== Goal ==
All lines in the data bearing the string "页首出价" should be identified and copied.

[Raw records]
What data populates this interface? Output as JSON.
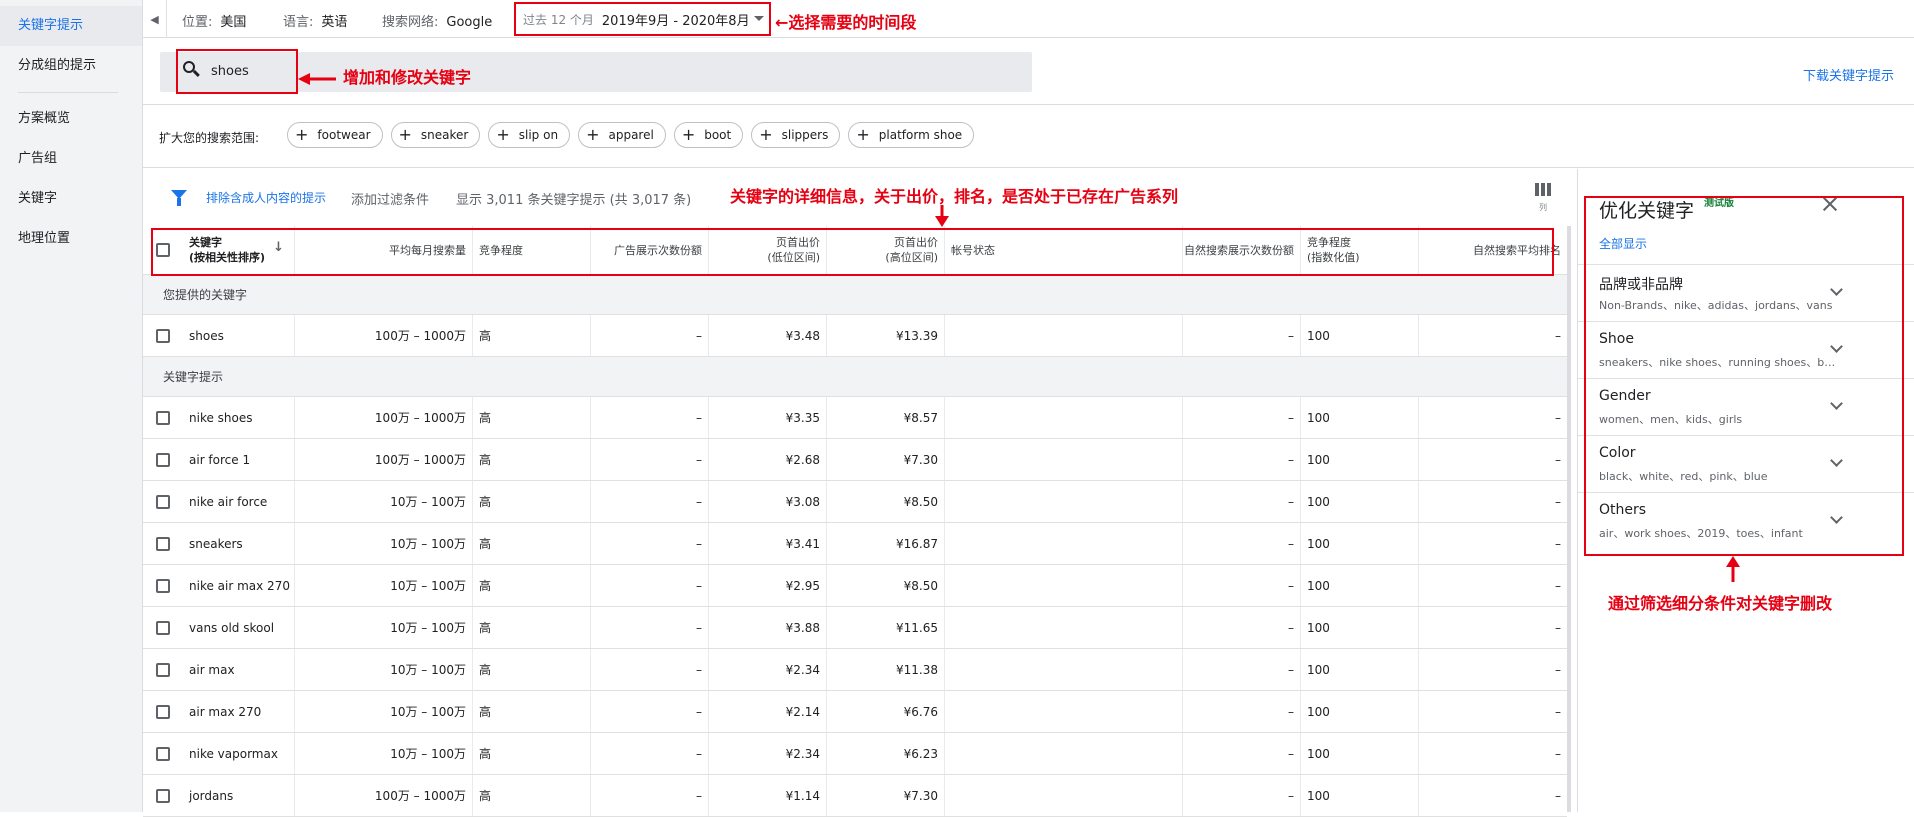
{
  "sidebar": {
    "items": [
      {
        "label": "关键字提示"
      },
      {
        "label": "分成组的提示"
      },
      {
        "label": "方案概览"
      },
      {
        "label": "广告组"
      },
      {
        "label": "关键字"
      },
      {
        "label": "地理位置"
      }
    ]
  },
  "topbar": {
    "location_label": "位置:",
    "location_value": "美国",
    "language_label": "语言:",
    "language_value": "英语",
    "network_label": "搜索网络:",
    "network_value": "Google",
    "period_label": "过去 12 个月",
    "period_value": "2019年9月 - 2020年8月"
  },
  "search": {
    "value": "shoes",
    "download_label": "下载关键字提示"
  },
  "broaden": {
    "label": "扩大您的搜索范围:",
    "chips": [
      "footwear",
      "sneaker",
      "slip on",
      "apparel",
      "boot",
      "slippers",
      "platform shoe"
    ]
  },
  "filters": {
    "adult_filter_label": "排除含成人内容的提示",
    "add_filter_label": "添加过滤条件",
    "count_text": "显示 3,011 条关键字提示 (共 3,017 条)",
    "columns_label": "列"
  },
  "table": {
    "headers": {
      "keyword_line1": "关键字",
      "keyword_line2": "(按相关性排序)",
      "avg_searches": "平均每月搜索量",
      "competition": "竞争程度",
      "impression_share": "广告展示次数份额",
      "bid_low_line1": "页首出价",
      "bid_low_line2": "(低位区间)",
      "bid_high_line1": "页首出价",
      "bid_high_line2": "(高位区间)",
      "account_status": "帐号状态",
      "organic_impression": "自然搜索展示次数份额",
      "comp_index_line1": "竞争程度",
      "comp_index_line2": "(指数化值)",
      "organic_rank": "自然搜索平均排名"
    },
    "provided_group_label": "您提供的关键字",
    "provided": [
      {
        "keyword": "shoes",
        "searches": "100万 – 1000万",
        "competition": "高",
        "share": "–",
        "bid_low": "¥3.48",
        "bid_high": "¥13.39",
        "status": "",
        "organic": "–",
        "index": "100",
        "rank": "–"
      }
    ],
    "ideas_group_label": "关键字提示",
    "ideas": [
      {
        "keyword": "nike shoes",
        "searches": "100万 – 1000万",
        "competition": "高",
        "share": "–",
        "bid_low": "¥3.35",
        "bid_high": "¥8.57",
        "status": "",
        "organic": "–",
        "index": "100",
        "rank": "–"
      },
      {
        "keyword": "air force 1",
        "searches": "100万 – 1000万",
        "competition": "高",
        "share": "–",
        "bid_low": "¥2.68",
        "bid_high": "¥7.30",
        "status": "",
        "organic": "–",
        "index": "100",
        "rank": "–"
      },
      {
        "keyword": "nike air force",
        "searches": "10万 – 100万",
        "competition": "高",
        "share": "–",
        "bid_low": "¥3.08",
        "bid_high": "¥8.50",
        "status": "",
        "organic": "–",
        "index": "100",
        "rank": "–"
      },
      {
        "keyword": "sneakers",
        "searches": "10万 – 100万",
        "competition": "高",
        "share": "–",
        "bid_low": "¥3.41",
        "bid_high": "¥16.87",
        "status": "",
        "organic": "–",
        "index": "100",
        "rank": "–"
      },
      {
        "keyword": "nike air max 270",
        "searches": "10万 – 100万",
        "competition": "高",
        "share": "–",
        "bid_low": "¥2.95",
        "bid_high": "¥8.50",
        "status": "",
        "organic": "–",
        "index": "100",
        "rank": "–"
      },
      {
        "keyword": "vans old skool",
        "searches": "10万 – 100万",
        "competition": "高",
        "share": "–",
        "bid_low": "¥3.88",
        "bid_high": "¥11.65",
        "status": "",
        "organic": "–",
        "index": "100",
        "rank": "–"
      },
      {
        "keyword": "air max",
        "searches": "10万 – 100万",
        "competition": "高",
        "share": "–",
        "bid_low": "¥2.34",
        "bid_high": "¥11.38",
        "status": "",
        "organic": "–",
        "index": "100",
        "rank": "–"
      },
      {
        "keyword": "air max 270",
        "searches": "10万 – 100万",
        "competition": "高",
        "share": "–",
        "bid_low": "¥2.14",
        "bid_high": "¥6.76",
        "status": "",
        "organic": "–",
        "index": "100",
        "rank": "–"
      },
      {
        "keyword": "nike vapormax",
        "searches": "10万 – 100万",
        "competition": "高",
        "share": "–",
        "bid_low": "¥2.34",
        "bid_high": "¥6.23",
        "status": "",
        "organic": "–",
        "index": "100",
        "rank": "–"
      },
      {
        "keyword": "jordans",
        "searches": "100万 – 1000万",
        "competition": "高",
        "share": "–",
        "bid_low": "¥1.14",
        "bid_high": "¥7.30",
        "status": "",
        "organic": "–",
        "index": "100",
        "rank": "–"
      }
    ]
  },
  "refine": {
    "title": "优化关键字",
    "beta": "测试版",
    "show_all": "全部显示",
    "items": [
      {
        "name": "品牌或非品牌",
        "subs": "Non-Brands、nike、adidas、jordans、vans"
      },
      {
        "name": "Shoe",
        "subs": "sneakers、nike shoes、running shoes、boots、heels"
      },
      {
        "name": "Gender",
        "subs": "women、men、kids、girls"
      },
      {
        "name": "Color",
        "subs": "black、white、red、pink、blue"
      },
      {
        "name": "Others",
        "subs": "air、work shoes、2019、toes、infant"
      }
    ]
  },
  "annotations": {
    "time_note": "←选择需要的时间段",
    "search_note": "增加和修改关键字",
    "detail_note": "关键字的详细信息，关于出价，排名，是否处于已存在广告系列",
    "refine_note": "通过筛选细分条件对关键字删改"
  }
}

== The reply ==
      "bid_low_line1": "页首出价",
      "bid_high_line1": "页首出价",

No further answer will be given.